_DO THIS:_ Gather from the listing below each line that includes the word "Instalação", and copy it.

_DATA PROVIDED:_
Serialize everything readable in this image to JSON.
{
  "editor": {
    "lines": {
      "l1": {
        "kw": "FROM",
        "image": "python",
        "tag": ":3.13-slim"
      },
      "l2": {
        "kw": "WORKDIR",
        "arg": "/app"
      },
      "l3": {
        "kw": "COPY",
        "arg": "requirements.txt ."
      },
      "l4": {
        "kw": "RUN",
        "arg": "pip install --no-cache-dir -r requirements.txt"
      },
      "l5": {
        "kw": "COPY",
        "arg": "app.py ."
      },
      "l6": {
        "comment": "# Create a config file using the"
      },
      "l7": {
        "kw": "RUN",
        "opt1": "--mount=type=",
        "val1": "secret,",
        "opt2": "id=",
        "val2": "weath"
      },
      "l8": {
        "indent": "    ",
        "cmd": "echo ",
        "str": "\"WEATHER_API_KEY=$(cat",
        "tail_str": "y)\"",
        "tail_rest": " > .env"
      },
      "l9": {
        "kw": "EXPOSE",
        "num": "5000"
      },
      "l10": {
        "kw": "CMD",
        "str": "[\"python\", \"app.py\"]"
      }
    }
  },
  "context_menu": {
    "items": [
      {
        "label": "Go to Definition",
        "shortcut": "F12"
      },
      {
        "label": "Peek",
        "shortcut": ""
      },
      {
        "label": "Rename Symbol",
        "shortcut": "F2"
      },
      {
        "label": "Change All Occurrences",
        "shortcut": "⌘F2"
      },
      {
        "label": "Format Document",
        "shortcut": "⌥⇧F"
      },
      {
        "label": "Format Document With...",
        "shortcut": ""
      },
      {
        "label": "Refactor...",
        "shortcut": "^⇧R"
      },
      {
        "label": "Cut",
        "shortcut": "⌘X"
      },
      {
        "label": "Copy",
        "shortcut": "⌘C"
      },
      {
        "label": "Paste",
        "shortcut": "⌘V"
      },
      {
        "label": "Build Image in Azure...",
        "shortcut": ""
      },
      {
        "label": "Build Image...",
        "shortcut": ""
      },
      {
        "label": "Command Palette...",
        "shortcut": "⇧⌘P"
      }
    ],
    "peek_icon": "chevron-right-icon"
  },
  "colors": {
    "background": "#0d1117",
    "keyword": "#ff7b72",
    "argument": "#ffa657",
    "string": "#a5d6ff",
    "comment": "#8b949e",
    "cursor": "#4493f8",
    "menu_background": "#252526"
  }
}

--

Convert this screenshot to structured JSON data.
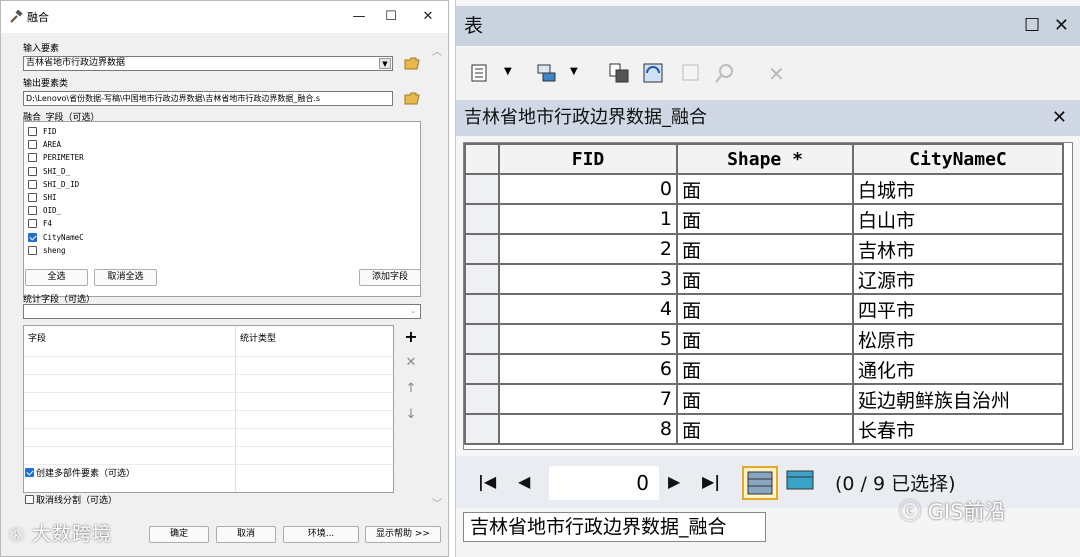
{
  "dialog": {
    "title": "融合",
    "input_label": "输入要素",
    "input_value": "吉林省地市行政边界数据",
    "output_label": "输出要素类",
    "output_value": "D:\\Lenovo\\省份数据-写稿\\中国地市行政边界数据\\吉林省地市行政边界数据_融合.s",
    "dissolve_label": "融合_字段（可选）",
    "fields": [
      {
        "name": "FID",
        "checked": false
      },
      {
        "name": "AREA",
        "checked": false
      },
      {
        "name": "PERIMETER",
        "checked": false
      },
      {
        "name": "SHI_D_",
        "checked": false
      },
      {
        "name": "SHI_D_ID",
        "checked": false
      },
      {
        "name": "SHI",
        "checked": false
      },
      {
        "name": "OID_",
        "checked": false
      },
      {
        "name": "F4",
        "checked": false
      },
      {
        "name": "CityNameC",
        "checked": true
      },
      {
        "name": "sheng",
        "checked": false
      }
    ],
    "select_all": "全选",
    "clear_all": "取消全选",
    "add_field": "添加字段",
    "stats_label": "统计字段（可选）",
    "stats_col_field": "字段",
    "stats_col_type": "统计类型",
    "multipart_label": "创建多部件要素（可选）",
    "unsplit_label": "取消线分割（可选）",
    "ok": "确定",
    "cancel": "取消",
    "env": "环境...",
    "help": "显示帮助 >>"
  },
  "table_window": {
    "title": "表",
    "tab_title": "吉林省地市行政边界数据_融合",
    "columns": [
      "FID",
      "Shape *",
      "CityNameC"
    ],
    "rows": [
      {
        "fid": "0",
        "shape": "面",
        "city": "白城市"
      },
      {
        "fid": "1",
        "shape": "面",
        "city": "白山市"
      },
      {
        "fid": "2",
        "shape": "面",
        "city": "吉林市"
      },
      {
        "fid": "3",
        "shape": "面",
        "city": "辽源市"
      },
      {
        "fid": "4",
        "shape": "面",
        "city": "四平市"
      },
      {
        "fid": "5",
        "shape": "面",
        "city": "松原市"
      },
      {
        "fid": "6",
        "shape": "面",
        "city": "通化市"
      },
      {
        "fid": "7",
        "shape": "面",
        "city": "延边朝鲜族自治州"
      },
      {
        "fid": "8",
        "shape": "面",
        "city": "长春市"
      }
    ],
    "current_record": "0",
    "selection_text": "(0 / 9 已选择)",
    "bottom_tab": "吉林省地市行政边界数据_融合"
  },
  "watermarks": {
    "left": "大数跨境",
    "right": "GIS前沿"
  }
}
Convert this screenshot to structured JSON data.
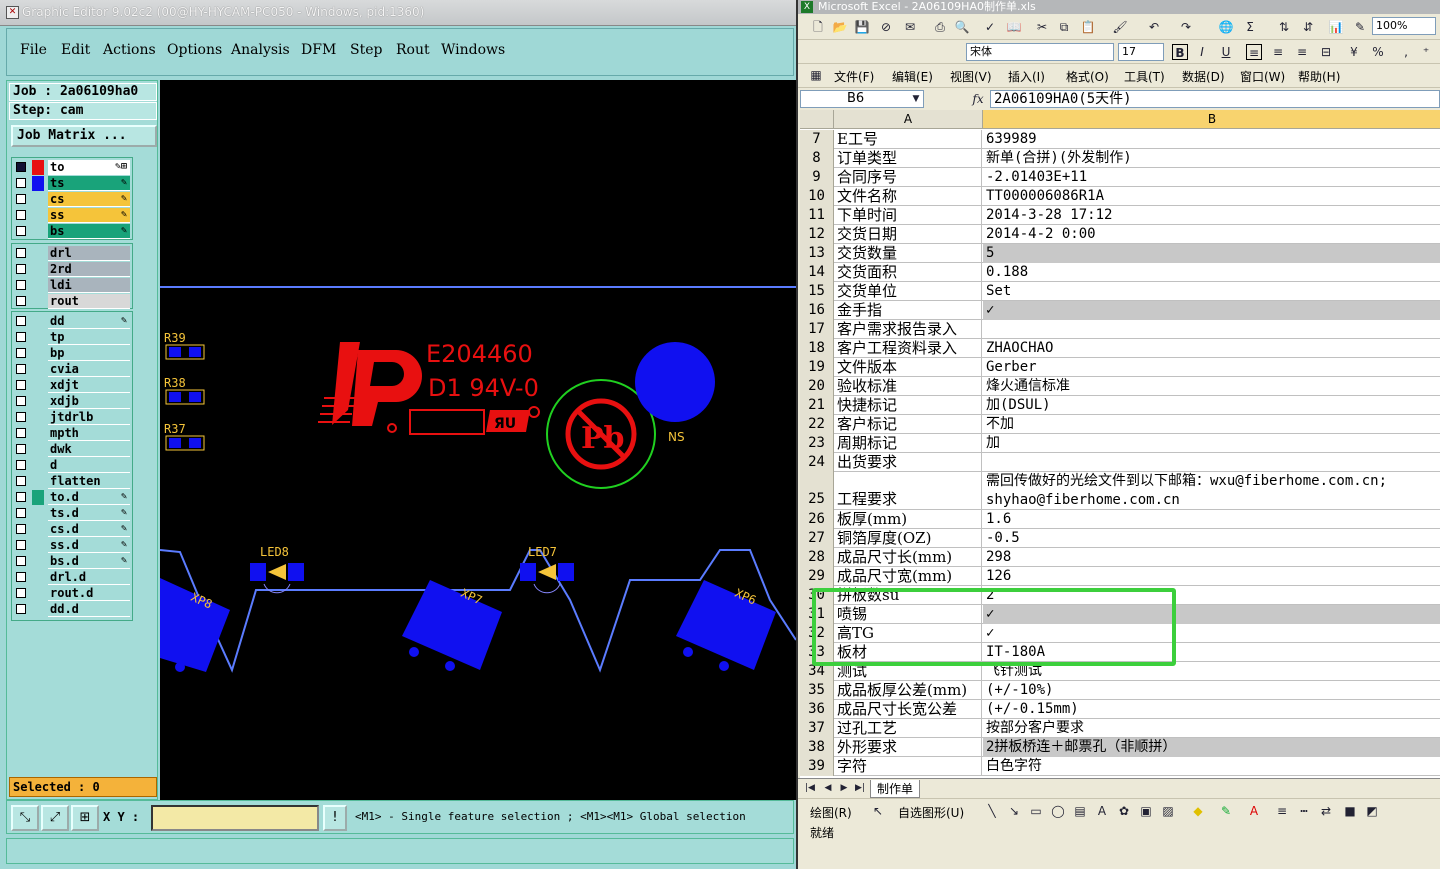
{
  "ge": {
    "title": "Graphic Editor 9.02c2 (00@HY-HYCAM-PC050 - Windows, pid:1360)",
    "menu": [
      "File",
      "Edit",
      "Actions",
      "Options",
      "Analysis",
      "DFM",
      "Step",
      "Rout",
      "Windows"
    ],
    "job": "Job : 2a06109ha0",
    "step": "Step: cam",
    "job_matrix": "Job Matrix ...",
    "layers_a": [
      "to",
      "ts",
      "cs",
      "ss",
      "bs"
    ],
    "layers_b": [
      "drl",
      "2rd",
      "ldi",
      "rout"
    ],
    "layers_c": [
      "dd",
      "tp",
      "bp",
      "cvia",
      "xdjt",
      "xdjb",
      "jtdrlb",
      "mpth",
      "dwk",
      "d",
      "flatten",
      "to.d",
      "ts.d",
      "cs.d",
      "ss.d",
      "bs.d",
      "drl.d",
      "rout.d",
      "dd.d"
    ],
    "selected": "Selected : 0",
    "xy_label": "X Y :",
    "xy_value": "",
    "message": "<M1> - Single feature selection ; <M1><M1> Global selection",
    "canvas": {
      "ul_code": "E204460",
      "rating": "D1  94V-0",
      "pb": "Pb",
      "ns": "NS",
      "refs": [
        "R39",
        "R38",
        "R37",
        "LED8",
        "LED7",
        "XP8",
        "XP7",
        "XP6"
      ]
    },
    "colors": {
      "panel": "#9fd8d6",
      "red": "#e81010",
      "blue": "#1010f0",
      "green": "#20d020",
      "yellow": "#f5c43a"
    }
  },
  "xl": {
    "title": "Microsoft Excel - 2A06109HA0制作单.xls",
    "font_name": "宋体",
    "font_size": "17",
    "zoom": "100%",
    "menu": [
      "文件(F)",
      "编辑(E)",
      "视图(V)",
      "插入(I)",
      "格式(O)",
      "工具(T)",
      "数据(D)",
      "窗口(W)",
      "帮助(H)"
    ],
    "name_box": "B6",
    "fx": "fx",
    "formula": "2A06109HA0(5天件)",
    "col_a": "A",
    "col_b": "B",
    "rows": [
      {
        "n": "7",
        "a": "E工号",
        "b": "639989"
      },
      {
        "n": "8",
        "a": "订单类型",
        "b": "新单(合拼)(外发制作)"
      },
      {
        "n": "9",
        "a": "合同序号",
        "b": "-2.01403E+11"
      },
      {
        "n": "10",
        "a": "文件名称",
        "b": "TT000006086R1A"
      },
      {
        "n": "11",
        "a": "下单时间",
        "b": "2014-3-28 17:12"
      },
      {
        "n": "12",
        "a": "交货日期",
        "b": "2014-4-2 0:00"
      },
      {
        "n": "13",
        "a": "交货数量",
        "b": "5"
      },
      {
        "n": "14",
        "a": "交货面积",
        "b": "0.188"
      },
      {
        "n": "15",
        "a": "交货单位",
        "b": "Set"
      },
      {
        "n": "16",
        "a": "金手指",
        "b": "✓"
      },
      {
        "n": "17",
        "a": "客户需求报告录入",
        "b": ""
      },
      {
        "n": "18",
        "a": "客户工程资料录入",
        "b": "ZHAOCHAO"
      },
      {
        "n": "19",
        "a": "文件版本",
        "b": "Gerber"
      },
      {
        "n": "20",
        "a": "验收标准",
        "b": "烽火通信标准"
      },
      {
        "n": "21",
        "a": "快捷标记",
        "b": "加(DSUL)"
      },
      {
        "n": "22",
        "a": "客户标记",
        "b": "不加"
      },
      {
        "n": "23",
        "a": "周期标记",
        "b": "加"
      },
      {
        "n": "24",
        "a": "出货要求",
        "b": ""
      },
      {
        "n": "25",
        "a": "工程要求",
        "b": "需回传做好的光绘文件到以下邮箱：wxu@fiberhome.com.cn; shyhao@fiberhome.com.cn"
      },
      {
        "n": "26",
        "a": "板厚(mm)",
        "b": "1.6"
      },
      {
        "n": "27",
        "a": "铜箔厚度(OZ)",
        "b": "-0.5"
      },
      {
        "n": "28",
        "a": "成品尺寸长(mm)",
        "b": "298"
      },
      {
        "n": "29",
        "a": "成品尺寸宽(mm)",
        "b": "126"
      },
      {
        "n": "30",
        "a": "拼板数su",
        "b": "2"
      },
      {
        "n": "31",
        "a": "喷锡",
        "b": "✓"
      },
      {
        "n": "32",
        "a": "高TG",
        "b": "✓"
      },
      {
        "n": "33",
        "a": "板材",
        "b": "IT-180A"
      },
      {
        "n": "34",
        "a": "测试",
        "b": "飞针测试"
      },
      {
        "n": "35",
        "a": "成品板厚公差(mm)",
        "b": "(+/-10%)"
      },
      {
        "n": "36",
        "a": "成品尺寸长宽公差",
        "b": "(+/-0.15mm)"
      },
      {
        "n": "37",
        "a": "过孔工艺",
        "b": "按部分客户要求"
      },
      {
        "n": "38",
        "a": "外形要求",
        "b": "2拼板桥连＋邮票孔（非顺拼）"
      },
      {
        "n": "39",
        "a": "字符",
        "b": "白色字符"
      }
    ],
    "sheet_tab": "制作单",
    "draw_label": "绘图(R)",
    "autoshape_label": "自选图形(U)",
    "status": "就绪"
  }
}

--

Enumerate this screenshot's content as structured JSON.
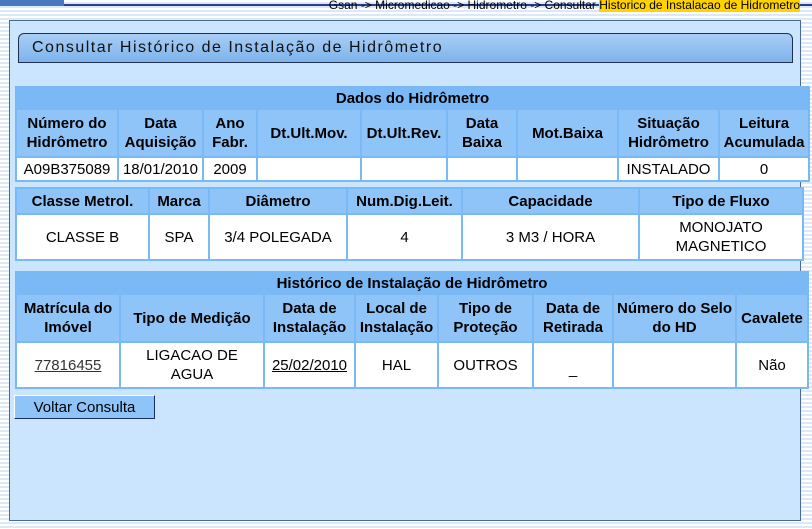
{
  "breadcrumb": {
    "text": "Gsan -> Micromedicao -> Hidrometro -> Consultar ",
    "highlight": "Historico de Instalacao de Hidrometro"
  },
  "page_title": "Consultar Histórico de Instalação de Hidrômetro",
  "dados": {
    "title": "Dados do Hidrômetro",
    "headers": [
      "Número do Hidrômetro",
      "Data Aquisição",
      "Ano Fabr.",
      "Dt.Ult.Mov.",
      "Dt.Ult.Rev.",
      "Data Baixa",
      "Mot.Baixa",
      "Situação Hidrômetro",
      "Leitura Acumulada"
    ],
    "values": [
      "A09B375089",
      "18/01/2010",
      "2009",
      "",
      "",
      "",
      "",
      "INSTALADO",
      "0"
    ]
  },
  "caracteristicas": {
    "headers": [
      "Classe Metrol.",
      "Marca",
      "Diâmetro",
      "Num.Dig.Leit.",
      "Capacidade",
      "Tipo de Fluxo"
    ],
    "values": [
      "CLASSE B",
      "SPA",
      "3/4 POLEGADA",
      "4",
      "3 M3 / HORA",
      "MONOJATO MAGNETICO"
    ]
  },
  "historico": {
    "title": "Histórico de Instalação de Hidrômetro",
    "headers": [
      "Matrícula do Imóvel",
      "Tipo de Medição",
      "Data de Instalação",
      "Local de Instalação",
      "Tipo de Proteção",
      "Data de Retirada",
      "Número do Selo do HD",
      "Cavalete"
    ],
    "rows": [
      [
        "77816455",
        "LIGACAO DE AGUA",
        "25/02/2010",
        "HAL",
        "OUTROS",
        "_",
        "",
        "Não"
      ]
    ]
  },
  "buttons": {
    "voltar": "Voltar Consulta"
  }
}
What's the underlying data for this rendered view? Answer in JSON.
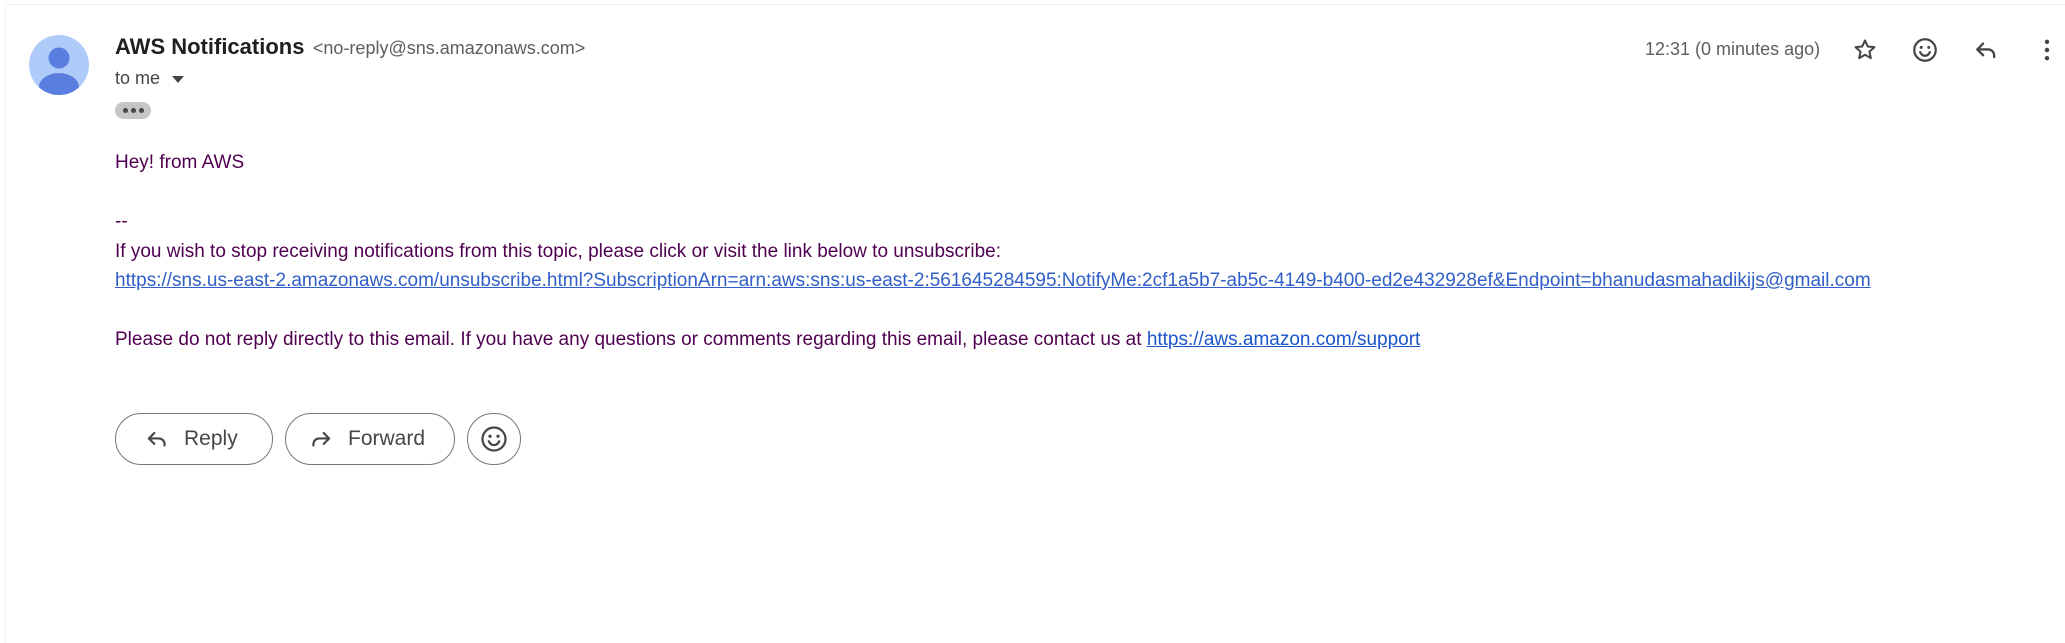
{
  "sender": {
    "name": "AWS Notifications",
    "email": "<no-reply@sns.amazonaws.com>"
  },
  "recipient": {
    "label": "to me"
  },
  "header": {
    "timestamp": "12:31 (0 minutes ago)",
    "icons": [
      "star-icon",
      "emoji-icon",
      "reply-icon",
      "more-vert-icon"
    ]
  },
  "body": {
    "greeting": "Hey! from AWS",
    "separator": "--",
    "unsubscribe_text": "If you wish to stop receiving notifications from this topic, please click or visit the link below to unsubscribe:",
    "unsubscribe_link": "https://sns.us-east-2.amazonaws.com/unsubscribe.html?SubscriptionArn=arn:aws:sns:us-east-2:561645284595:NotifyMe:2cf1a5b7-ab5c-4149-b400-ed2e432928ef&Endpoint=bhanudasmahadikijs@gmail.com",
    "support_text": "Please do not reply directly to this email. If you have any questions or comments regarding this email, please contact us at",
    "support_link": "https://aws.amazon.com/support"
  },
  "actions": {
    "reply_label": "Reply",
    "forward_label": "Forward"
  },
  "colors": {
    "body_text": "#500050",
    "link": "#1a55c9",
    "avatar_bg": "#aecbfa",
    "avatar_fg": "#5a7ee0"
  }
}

_FULL SOLUTION:_
  "page_title": "Consultar Histórico de Instalação de Hidrômetro",
    "title": "Histórico de Instalação de Hidrômetro",
      "Data de Instalação",
      "Local de Instalação",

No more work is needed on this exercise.